In 1793 Congress passed the first Fugitive Slave Act (a second one would be passed in 1850) setting out the procedures by which slavemasters (or hired slave catchers) would make their claims and gain legal custody over the fugitives. Quite remarkably, the constitutional issues raised by the act did not come before the Supreme Court for almost half a century. In Prigg v. Pennsylvania (1842), the Supreme Court, through Justice Joseph Story, a Massachusetts native and Harvard law school professor who described himself as antislavery, both upheld the law and, just as importantly, struck down Pennsylvania’s own attempt to regulate the process by which fugitives would be returned to bondage.

(Records)
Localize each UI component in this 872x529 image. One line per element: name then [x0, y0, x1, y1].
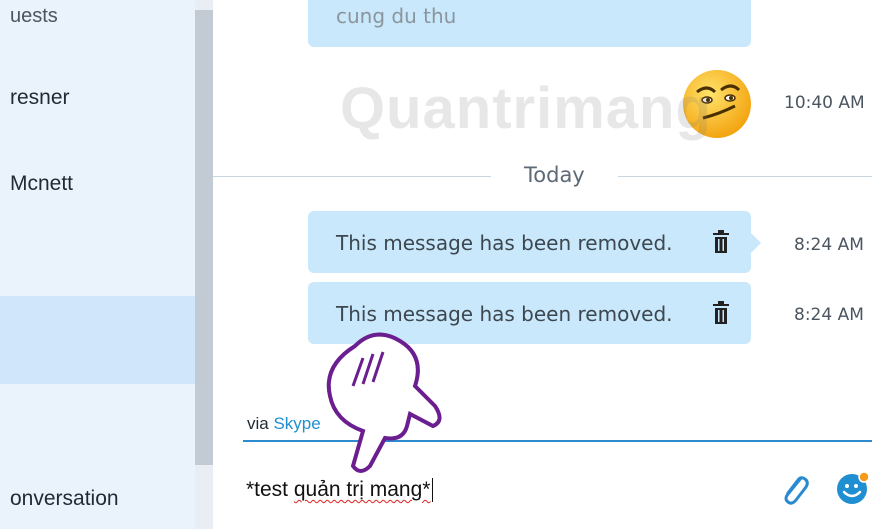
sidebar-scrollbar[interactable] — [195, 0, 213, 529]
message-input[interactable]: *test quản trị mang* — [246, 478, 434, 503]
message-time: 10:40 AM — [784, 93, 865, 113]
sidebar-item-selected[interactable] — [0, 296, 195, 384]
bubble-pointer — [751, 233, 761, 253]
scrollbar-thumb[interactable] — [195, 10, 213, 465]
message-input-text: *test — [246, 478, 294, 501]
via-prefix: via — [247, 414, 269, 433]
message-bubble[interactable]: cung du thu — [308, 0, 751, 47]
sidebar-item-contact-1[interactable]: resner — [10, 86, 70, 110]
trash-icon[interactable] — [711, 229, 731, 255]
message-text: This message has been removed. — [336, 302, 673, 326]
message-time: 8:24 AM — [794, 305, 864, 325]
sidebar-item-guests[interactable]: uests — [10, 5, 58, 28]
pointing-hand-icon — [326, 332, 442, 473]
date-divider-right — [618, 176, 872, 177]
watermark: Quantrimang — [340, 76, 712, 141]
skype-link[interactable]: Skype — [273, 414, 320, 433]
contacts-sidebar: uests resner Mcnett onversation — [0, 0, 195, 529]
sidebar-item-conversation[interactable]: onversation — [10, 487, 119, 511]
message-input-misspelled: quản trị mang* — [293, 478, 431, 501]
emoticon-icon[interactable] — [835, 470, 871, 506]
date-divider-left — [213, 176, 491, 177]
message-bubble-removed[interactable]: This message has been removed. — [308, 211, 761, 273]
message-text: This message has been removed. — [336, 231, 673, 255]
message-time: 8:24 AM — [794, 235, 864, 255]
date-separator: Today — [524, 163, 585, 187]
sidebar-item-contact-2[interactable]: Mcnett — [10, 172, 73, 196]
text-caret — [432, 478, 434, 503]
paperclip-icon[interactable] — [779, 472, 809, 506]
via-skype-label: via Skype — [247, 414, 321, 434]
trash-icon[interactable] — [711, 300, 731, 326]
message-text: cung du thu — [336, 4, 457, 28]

---

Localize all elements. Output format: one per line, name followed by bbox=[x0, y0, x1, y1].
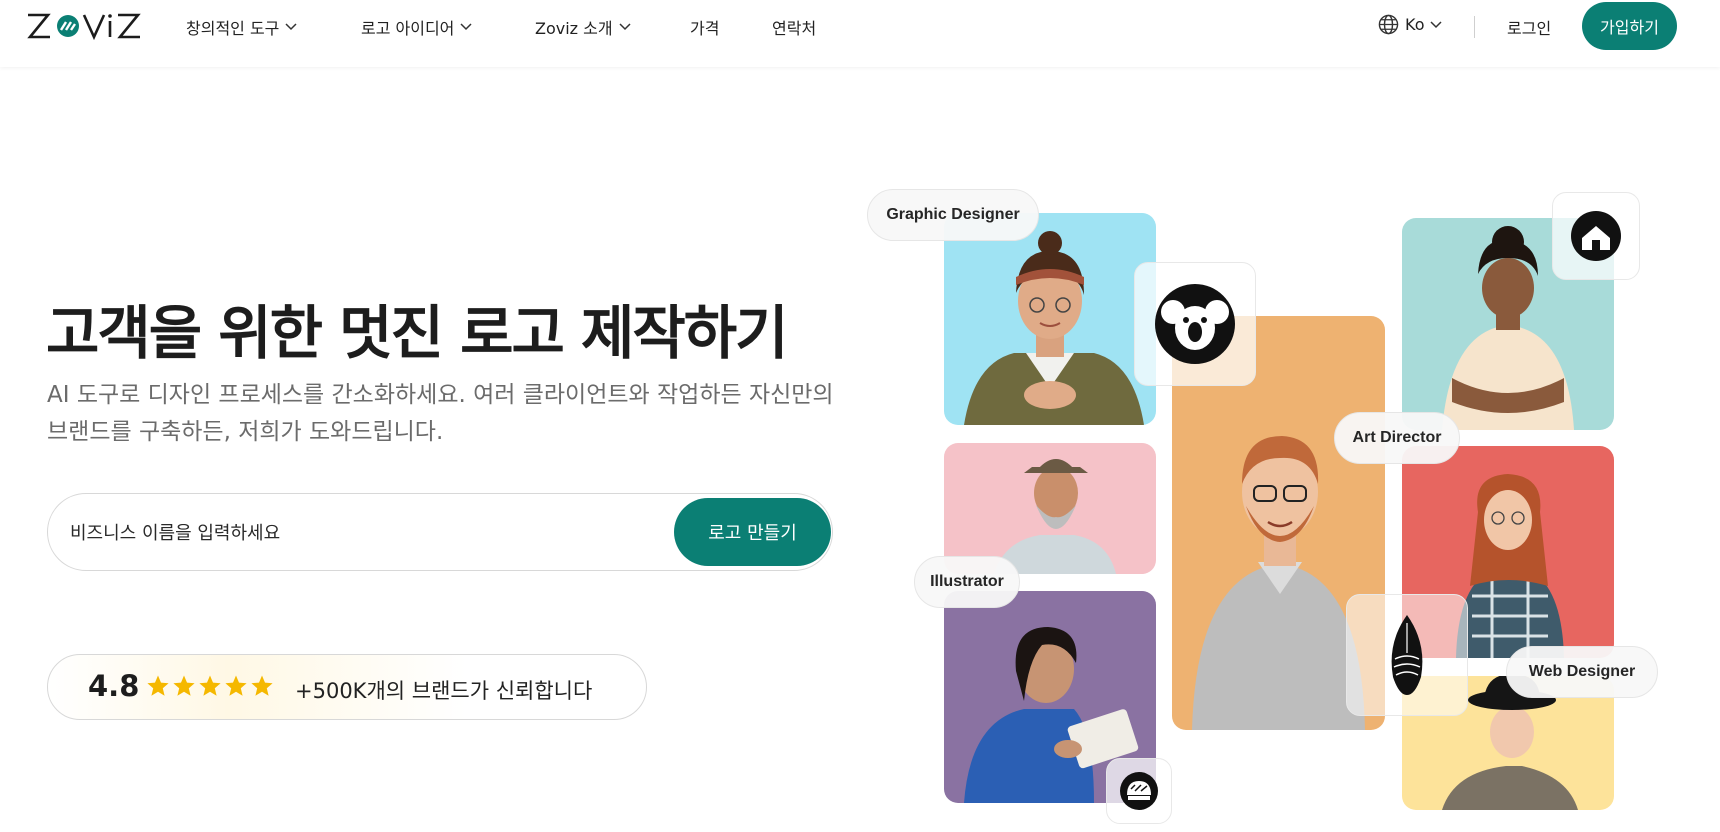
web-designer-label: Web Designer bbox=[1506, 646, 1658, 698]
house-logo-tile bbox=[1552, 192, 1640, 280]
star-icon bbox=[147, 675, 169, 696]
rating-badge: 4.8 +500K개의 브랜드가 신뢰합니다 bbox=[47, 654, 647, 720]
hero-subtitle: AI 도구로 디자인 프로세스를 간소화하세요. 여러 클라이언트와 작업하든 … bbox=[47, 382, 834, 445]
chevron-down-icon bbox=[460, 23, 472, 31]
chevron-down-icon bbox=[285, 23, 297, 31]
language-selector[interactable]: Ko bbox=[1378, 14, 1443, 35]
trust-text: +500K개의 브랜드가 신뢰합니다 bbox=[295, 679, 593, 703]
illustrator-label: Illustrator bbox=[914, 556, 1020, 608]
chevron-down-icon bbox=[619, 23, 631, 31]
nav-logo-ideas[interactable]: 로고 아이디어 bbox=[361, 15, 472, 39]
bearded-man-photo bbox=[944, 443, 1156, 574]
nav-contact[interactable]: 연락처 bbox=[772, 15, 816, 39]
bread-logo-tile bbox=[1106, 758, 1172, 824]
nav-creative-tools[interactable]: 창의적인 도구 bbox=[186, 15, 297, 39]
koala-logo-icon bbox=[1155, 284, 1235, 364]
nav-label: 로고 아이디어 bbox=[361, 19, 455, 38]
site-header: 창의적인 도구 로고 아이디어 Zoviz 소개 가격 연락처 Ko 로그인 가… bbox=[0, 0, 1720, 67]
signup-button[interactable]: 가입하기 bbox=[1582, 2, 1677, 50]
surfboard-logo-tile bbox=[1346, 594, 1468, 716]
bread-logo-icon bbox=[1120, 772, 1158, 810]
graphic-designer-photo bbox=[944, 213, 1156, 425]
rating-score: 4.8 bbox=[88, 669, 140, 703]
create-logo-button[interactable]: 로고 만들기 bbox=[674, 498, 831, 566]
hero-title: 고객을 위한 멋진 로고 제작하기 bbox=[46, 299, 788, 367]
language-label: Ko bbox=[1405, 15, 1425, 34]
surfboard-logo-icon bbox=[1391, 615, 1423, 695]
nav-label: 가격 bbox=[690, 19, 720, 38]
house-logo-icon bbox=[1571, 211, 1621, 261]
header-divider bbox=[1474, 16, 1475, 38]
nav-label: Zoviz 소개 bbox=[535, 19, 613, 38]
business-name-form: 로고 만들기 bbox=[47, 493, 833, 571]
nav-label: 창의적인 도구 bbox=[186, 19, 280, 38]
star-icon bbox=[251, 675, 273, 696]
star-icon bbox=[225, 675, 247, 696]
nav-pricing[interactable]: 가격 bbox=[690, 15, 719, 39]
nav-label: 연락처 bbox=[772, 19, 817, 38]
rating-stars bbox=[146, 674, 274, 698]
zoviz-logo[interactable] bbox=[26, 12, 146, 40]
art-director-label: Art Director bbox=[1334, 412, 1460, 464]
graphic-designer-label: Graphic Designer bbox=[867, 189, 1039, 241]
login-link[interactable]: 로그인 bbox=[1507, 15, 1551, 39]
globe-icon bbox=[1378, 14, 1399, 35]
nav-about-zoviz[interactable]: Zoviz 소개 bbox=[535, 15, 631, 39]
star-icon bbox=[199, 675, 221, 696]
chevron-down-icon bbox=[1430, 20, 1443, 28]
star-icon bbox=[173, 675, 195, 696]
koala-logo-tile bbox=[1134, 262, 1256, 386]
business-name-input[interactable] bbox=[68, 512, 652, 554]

> PROMPT:
Quote the portion of the passage on the Fugitive Slave Act that opens with the words containing "In 1793 Congress" and closes with "returned to bondage.". The records were drawn from a separate source.

> RESULT FOR THIS TASK:
In 1793 Congress passed the first Fugitive Slave Act (a second one would be passed in 1850) setting out the procedures by which slavemasters (or hired slave catchers) would make their claims and gain legal custody over the fugitives. Quite remarkably, the constitutional issues raised by the act did not come before the Supreme Court for almost half a century. In Prigg v. Pennsylvania (1842), the Supreme Court, through Justice Joseph Story, a Massachusetts native and Harvard law school professor who described himself as antislavery, both upheld the law and, just as importantly, struck down Pennsylvania’s own attempt to regulate the process by which fugitives would be returned to bondage.